### THE TASK
Quote the listing below in its entirety, omitting every image.
----- DATA SECTION
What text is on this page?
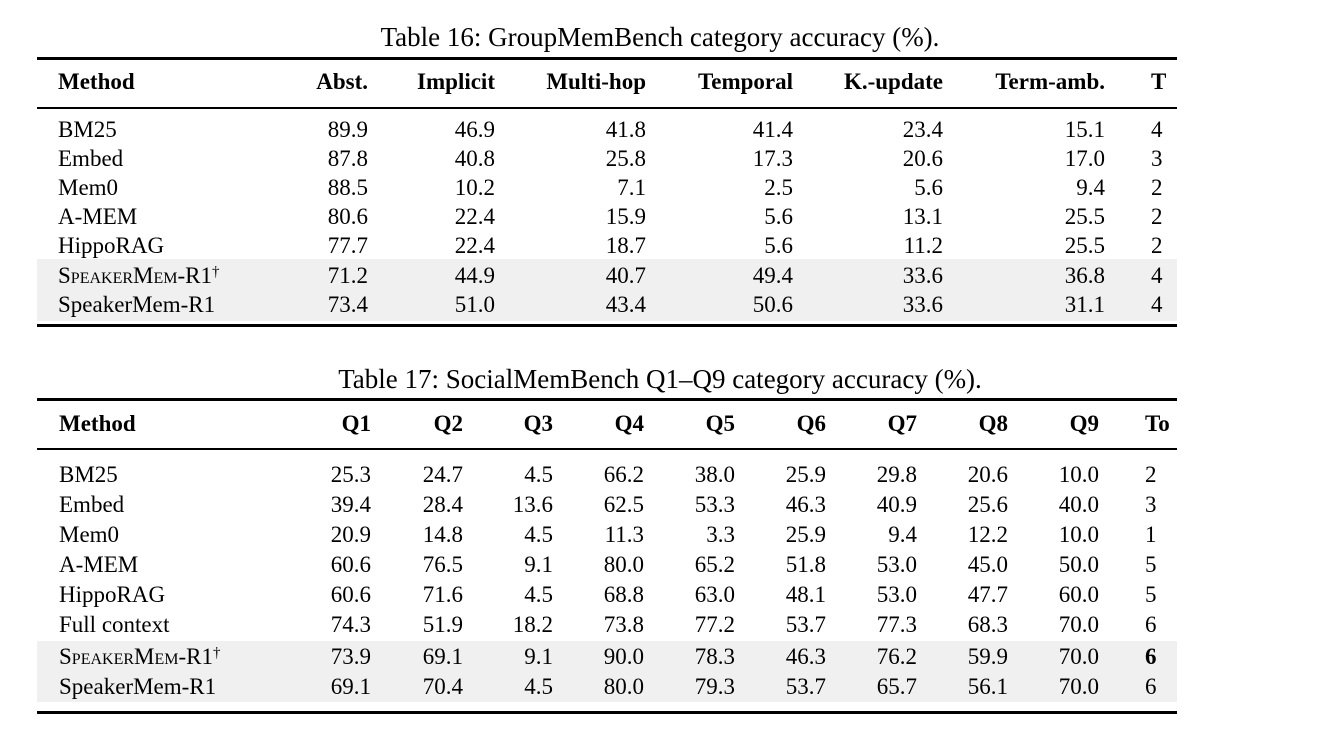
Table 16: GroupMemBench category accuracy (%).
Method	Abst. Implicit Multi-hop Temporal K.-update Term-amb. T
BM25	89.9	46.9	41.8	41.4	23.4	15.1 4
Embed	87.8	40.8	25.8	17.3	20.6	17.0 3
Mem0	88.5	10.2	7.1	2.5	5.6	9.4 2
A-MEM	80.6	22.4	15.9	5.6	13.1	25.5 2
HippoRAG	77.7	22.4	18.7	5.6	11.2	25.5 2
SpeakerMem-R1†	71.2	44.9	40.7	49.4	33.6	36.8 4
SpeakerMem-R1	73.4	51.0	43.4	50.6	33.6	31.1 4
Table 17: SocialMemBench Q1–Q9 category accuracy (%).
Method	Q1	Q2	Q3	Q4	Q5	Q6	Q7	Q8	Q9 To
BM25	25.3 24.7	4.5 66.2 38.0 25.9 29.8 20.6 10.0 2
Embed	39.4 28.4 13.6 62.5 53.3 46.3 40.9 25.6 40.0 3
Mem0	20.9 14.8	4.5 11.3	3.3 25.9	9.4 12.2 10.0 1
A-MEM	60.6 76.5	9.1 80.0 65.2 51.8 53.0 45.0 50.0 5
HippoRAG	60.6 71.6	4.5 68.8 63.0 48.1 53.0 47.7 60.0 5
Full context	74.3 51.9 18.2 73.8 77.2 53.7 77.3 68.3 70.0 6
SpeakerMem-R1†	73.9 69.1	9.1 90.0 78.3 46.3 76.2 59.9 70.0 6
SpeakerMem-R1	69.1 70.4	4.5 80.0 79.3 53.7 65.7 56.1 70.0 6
----------
### TASK ANSWER
What text is on this page?
Table 16: GroupMemBench category accuracy (%).
Method	Abst. Implicit Multi-hop Temporal K.-update Term-amb. T
BM25	89.9	46.9	41.8	41.4	23.4	15.1 4
Embed	87.8	40.8	25.8	17.3	20.6	17.0 3
Mem0	88.5	10.2	7.1	2.5	5.6	9.4 2
A-MEM	80.6	22.4	15.9	5.6	13.1	25.5 2
HippoRAG	77.7	22.4	18.7	5.6	11.2	25.5 2
SpeakerMem-R1†	71.2	44.9	40.7	49.4	33.6	36.8 4
SpeakerMem-R1	73.4	51.0	43.4	50.6	33.6	31.1 4
Table 17: SocialMemBench Q1–Q9 category accuracy (%).
Method	Q1	Q2	Q3	Q4	Q5	Q6	Q7	Q8	Q9 To
BM25	25.3 24.7	4.5 66.2 38.0 25.9 29.8 20.6 10.0 2
Embed	39.4 28.4 13.6 62.5 53.3 46.3 40.9 25.6 40.0 3
Mem0	20.9 14.8	4.5 11.3	3.3 25.9	9.4 12.2 10.0 1
A-MEM	60.6 76.5	9.1 80.0 65.2 51.8 53.0 45.0 50.0 5
HippoRAG	60.6 71.6	4.5 68.8 63.0 48.1 53.0 47.7 60.0 5
Full context	74.3 51.9 18.2 73.8 77.2 53.7 77.3 68.3 70.0 6
SpeakerMem-R1†	73.9 69.1	9.1 90.0 78.3 46.3 76.2 59.9 70.0 6
SpeakerMem-R1	69.1 70.4	4.5 80.0 79.3 53.7 65.7 56.1 70.0 6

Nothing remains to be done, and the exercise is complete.